— TASK TO COMPLETE —
Report, as a bare number, how many lines of the material below contain the word "mathematical".

☆ ☆ ☆

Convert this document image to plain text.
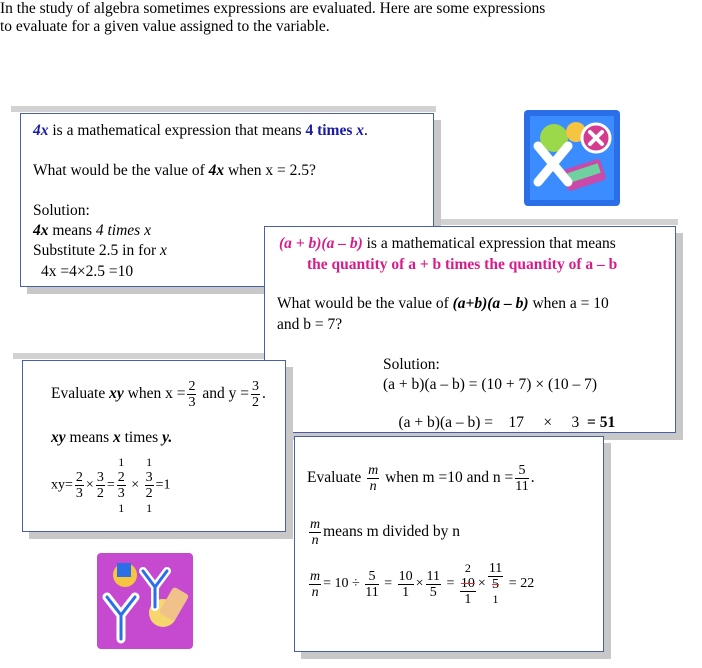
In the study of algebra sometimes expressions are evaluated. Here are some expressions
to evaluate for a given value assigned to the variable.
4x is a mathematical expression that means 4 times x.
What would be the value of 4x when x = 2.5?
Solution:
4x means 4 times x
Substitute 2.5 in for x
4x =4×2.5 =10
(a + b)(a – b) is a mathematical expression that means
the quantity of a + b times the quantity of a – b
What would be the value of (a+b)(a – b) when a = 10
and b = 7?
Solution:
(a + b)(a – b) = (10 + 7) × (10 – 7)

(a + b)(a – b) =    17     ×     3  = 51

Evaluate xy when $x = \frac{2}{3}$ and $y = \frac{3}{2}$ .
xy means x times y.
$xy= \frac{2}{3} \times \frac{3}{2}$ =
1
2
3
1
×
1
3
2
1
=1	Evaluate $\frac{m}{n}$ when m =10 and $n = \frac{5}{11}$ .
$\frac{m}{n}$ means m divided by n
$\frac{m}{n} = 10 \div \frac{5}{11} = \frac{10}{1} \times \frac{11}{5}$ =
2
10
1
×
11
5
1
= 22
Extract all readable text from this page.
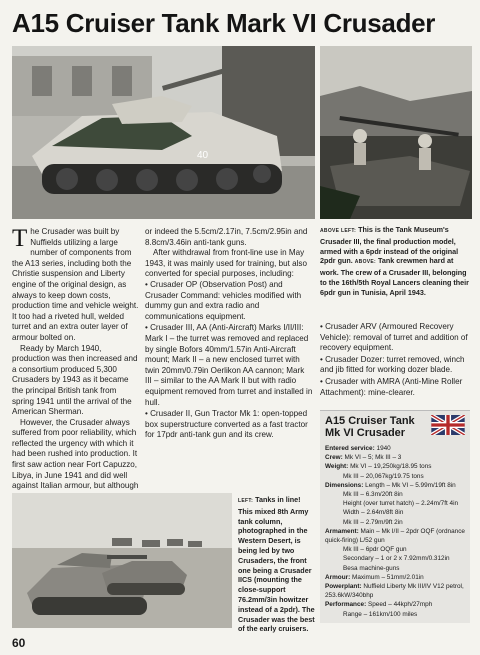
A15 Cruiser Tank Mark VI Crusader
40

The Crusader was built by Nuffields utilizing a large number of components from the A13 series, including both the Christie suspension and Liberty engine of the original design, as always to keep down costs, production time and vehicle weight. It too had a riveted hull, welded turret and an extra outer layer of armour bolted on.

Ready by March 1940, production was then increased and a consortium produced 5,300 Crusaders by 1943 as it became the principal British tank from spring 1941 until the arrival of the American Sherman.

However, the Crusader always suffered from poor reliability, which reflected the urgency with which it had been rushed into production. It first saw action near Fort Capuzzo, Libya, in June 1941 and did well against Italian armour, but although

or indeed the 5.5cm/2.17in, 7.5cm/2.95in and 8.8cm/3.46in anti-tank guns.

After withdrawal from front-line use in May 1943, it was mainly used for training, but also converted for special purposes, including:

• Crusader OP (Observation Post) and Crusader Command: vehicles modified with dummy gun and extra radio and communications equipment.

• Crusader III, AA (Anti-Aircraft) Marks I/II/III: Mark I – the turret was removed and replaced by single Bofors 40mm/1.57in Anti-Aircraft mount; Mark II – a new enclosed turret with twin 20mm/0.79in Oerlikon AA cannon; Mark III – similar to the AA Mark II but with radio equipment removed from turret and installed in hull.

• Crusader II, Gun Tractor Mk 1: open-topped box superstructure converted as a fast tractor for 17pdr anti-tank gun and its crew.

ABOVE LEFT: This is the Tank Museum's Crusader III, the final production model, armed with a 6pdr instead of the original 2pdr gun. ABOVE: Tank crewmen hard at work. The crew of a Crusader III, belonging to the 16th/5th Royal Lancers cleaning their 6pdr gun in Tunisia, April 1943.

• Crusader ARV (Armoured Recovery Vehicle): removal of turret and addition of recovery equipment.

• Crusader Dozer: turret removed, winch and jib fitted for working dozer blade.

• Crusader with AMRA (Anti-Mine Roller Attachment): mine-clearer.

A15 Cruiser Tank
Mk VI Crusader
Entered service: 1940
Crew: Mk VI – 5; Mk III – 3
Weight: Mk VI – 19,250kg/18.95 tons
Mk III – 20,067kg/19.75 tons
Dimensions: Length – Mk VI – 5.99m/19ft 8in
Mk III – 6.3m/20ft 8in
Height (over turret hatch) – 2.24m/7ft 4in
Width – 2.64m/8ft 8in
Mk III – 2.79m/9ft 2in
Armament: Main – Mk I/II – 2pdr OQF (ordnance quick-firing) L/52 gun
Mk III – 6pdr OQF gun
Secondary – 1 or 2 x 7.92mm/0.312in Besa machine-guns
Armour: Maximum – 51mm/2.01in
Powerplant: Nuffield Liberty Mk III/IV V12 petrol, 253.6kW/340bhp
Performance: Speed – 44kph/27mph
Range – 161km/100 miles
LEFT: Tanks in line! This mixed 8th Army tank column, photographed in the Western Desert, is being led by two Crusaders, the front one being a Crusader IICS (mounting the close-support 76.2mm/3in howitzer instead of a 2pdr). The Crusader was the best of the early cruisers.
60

☆ ☆ ☆

— EXERCISE OUTPUT —
2